-------- Provided records
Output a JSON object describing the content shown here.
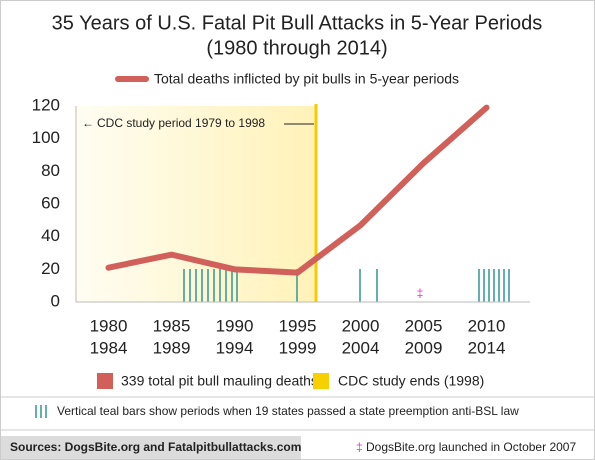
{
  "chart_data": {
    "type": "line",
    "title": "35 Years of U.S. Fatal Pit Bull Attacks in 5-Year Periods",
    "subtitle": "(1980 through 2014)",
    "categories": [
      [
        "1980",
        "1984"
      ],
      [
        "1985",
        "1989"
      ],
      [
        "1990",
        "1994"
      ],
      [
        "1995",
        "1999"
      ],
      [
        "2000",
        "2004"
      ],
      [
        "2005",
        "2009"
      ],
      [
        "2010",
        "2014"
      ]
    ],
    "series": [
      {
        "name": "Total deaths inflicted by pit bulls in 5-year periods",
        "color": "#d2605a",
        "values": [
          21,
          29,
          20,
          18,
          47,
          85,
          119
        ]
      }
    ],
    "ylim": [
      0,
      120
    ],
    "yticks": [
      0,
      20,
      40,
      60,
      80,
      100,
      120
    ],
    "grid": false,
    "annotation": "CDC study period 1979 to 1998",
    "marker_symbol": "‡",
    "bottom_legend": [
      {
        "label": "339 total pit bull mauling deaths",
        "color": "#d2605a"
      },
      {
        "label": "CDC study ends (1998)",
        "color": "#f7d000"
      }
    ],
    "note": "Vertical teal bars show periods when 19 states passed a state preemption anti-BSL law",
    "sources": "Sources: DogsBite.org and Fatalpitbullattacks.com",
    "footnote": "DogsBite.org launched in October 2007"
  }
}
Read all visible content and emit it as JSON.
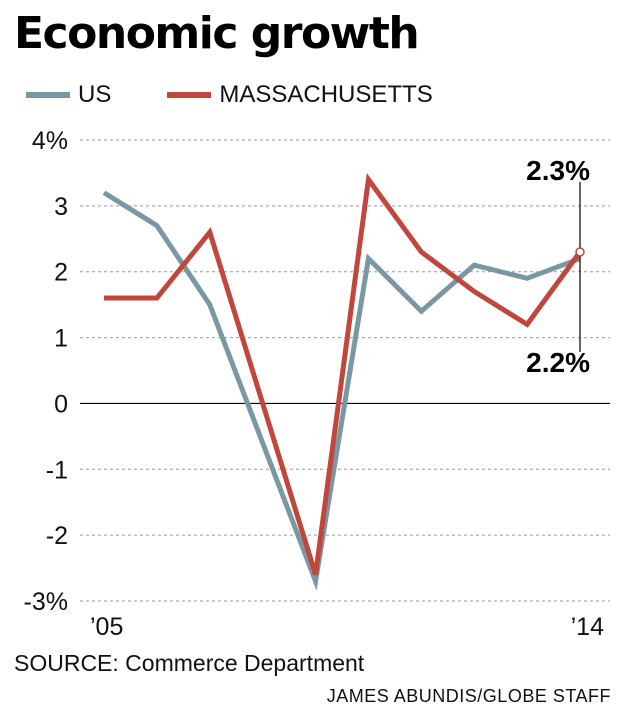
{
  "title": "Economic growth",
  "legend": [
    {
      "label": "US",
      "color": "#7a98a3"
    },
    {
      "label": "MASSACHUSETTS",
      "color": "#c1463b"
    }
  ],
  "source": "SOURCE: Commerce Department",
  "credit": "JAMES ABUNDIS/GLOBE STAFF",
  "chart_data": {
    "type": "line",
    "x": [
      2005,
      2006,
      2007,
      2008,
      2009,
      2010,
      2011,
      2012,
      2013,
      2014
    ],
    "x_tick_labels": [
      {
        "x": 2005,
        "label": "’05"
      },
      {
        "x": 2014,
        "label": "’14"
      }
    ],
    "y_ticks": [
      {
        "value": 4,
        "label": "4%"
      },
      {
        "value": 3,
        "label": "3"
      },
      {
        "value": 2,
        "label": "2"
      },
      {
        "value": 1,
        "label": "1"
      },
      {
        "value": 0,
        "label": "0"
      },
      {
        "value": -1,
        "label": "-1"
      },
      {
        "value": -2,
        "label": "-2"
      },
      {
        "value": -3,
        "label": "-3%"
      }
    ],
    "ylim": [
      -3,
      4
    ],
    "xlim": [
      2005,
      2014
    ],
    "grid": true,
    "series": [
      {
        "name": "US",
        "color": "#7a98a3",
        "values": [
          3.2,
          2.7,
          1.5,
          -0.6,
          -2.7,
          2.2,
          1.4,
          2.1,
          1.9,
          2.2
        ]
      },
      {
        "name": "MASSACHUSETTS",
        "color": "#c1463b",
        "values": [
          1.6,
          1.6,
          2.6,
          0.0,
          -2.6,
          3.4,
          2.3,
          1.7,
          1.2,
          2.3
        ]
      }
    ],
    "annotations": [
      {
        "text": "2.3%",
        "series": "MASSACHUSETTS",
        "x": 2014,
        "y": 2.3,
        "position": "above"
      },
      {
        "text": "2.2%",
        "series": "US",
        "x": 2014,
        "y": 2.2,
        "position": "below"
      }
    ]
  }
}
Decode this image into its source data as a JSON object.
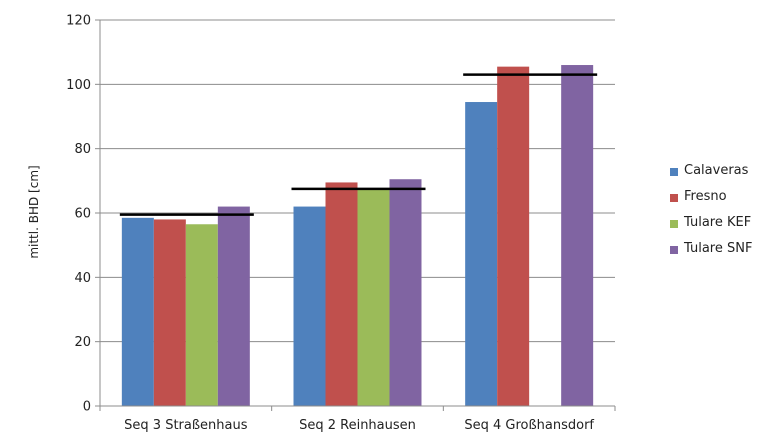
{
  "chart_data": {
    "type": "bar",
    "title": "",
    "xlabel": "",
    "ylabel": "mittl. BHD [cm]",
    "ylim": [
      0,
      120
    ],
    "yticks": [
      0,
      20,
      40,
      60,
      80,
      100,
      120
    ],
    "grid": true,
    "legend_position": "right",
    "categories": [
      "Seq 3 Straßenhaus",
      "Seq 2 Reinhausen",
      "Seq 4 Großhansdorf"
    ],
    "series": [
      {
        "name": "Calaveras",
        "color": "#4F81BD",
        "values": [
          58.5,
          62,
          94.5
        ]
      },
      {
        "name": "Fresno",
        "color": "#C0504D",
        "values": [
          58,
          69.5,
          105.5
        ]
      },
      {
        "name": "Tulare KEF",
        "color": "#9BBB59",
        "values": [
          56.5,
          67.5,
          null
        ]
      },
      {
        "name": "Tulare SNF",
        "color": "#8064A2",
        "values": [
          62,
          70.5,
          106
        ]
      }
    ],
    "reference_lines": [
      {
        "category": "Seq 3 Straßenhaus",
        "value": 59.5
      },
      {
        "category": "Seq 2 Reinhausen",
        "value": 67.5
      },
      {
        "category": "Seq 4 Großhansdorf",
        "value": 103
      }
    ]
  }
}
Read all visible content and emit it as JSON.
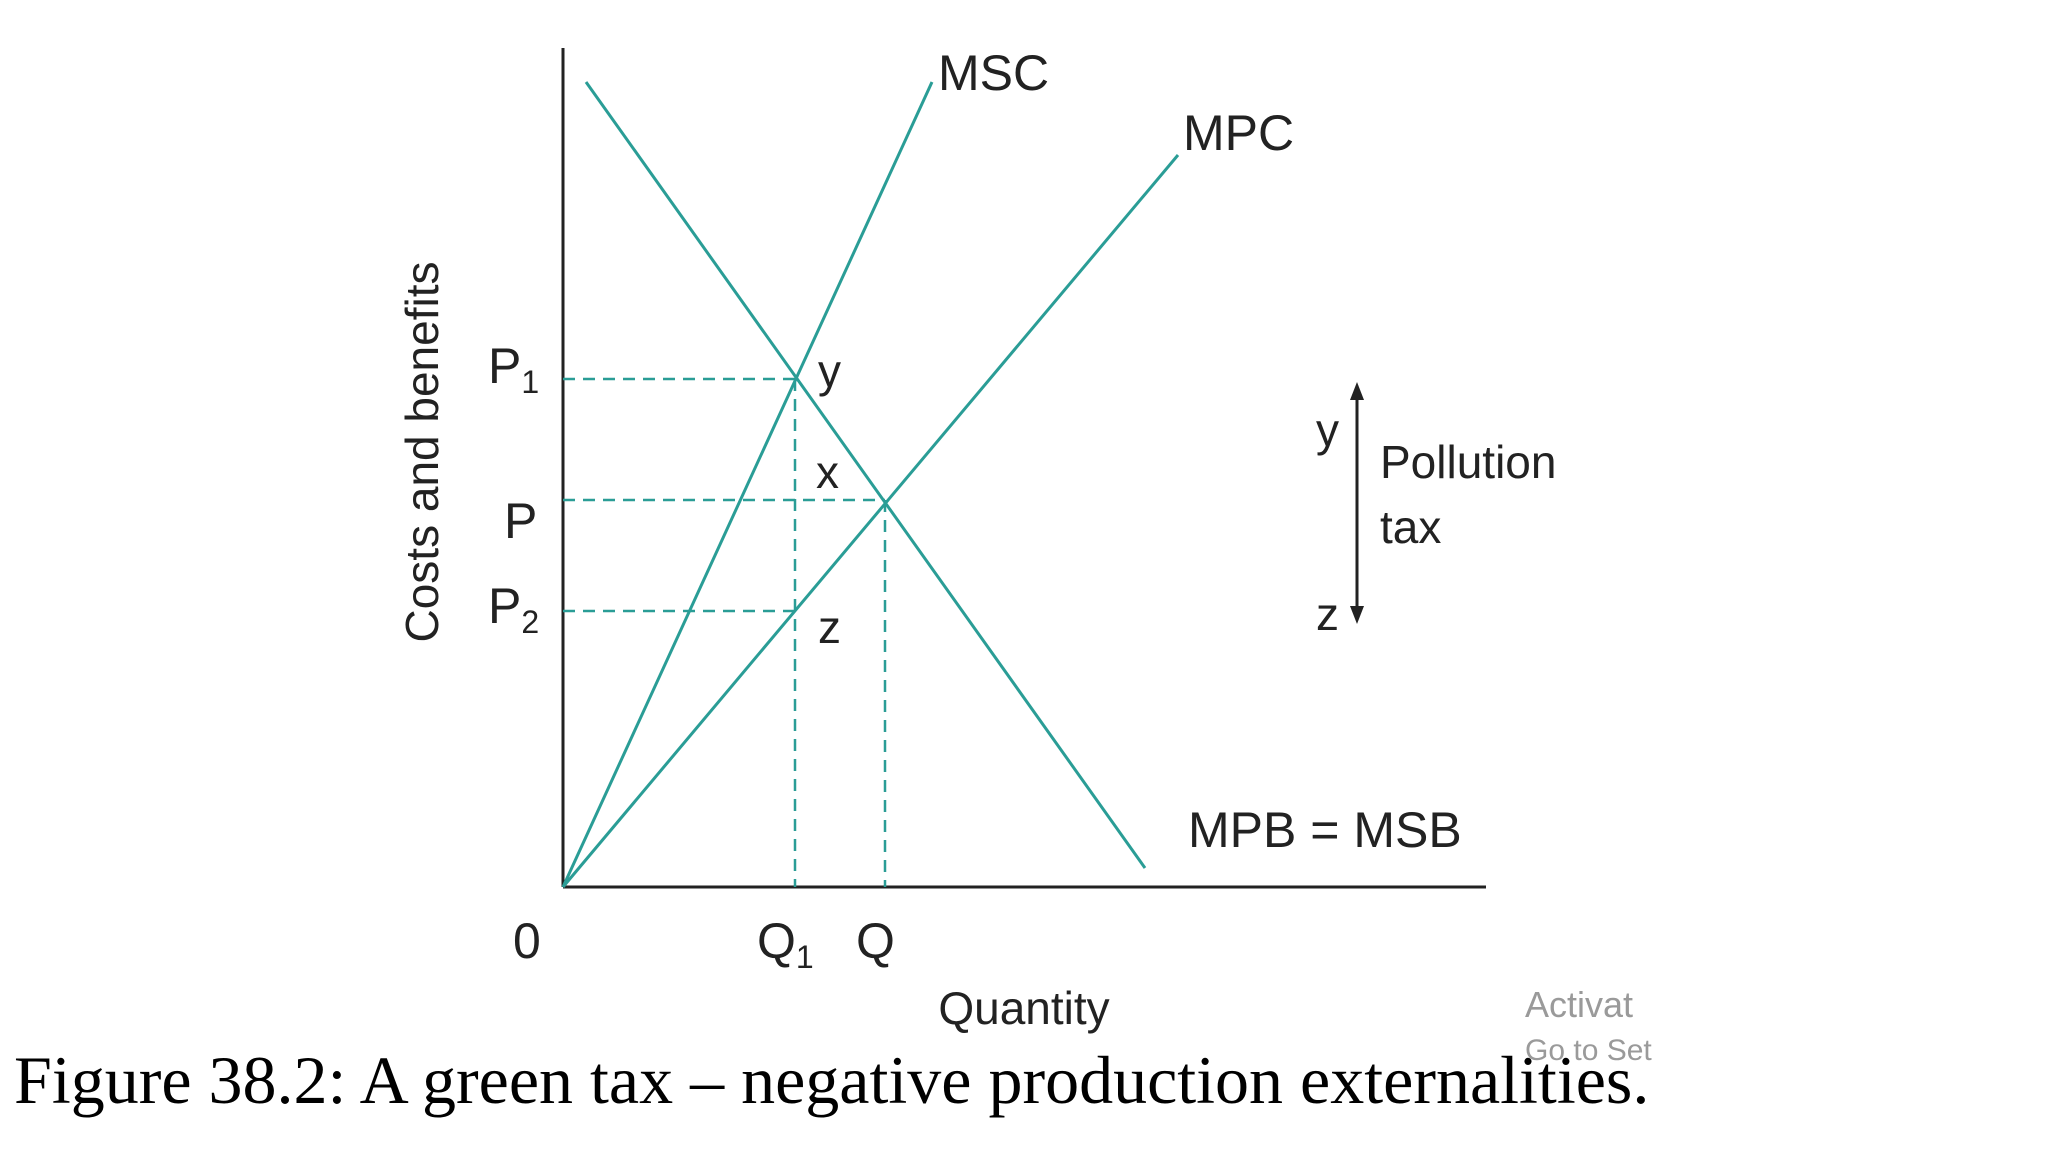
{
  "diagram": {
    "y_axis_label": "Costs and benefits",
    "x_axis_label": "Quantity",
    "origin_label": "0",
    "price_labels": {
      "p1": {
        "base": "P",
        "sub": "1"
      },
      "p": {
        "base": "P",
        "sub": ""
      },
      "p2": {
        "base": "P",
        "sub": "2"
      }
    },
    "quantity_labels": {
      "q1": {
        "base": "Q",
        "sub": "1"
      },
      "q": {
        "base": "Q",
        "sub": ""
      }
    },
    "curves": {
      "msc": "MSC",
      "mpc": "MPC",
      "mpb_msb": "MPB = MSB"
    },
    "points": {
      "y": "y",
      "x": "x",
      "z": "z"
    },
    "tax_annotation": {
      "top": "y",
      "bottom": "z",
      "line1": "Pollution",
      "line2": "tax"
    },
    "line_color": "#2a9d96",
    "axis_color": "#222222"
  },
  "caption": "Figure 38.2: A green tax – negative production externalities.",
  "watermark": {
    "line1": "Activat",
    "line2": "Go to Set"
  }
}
----------------
▶ **Exercise description**
Whenever "study" turns up in a line, pick that line out.

▶ **Full output**
    "annotation": "CDC study period 1979 to 1998",
        "label": "CDC study ends (1998)",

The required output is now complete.